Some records
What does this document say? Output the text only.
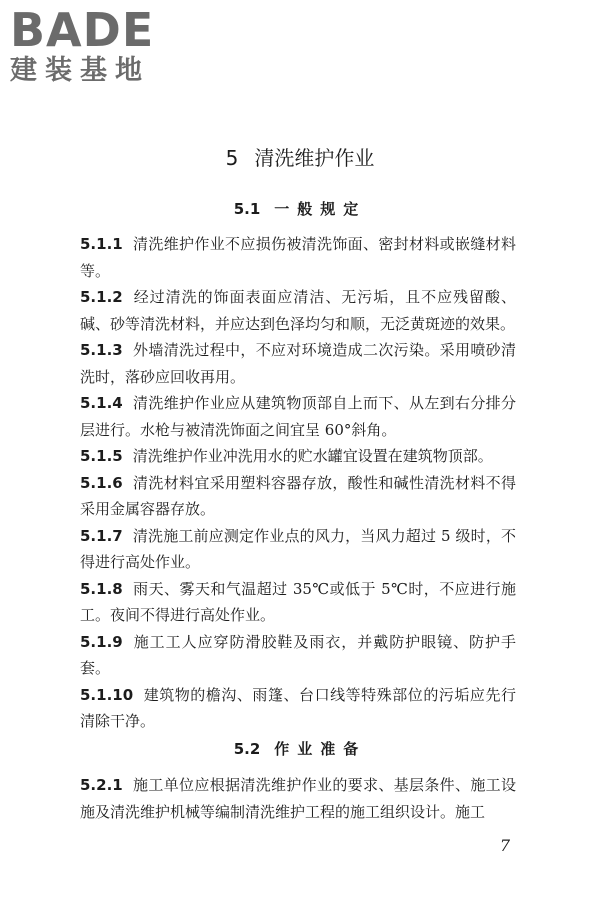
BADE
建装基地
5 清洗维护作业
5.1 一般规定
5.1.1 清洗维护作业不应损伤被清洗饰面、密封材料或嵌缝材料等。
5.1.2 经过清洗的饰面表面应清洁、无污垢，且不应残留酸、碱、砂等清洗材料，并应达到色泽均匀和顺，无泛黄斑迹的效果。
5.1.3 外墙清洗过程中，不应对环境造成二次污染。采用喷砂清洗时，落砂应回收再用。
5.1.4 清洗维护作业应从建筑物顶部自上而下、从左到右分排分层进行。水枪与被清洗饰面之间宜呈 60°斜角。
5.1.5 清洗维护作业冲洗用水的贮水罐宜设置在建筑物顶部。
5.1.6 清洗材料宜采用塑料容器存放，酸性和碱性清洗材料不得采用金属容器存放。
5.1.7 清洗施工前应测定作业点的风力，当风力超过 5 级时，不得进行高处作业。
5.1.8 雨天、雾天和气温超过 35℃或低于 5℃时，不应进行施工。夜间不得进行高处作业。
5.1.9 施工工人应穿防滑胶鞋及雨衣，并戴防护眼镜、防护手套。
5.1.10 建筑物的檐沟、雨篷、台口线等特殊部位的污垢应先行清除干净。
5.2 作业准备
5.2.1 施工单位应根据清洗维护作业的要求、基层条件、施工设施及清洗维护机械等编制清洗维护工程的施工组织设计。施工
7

● **STATED EXERCISE**: In your copy, leave out the pictures and reproduce the material above exactly.

● **RESULT BELOW**:
What does this document say? Output the text only.
BADE
建装基地
5 清洗维护作业
5.1 一般规定
5.1.1 清洗维护作业不应损伤被清洗饰面、密封材料或嵌缝材料等。
5.1.2 经过清洗的饰面表面应清洁、无污垢，且不应残留酸、碱、砂等清洗材料，并应达到色泽均匀和顺，无泛黄斑迹的效果。
5.1.3 外墙清洗过程中，不应对环境造成二次污染。采用喷砂清洗时，落砂应回收再用。
5.1.4 清洗维护作业应从建筑物顶部自上而下、从左到右分排分层进行。水枪与被清洗饰面之间宜呈 60°斜角。
5.1.5 清洗维护作业冲洗用水的贮水罐宜设置在建筑物顶部。
5.1.6 清洗材料宜采用塑料容器存放，酸性和碱性清洗材料不得采用金属容器存放。
5.1.7 清洗施工前应测定作业点的风力，当风力超过 5 级时，不得进行高处作业。
5.1.8 雨天、雾天和气温超过 35℃或低于 5℃时，不应进行施工。夜间不得进行高处作业。
5.1.9 施工工人应穿防滑胶鞋及雨衣，并戴防护眼镜、防护手套。
5.1.10 建筑物的檐沟、雨篷、台口线等特殊部位的污垢应先行清除干净。
5.2 作业准备
5.2.1 施工单位应根据清洗维护作业的要求、基层条件、施工设施及清洗维护机械等编制清洗维护工程的施工组织设计。施工
7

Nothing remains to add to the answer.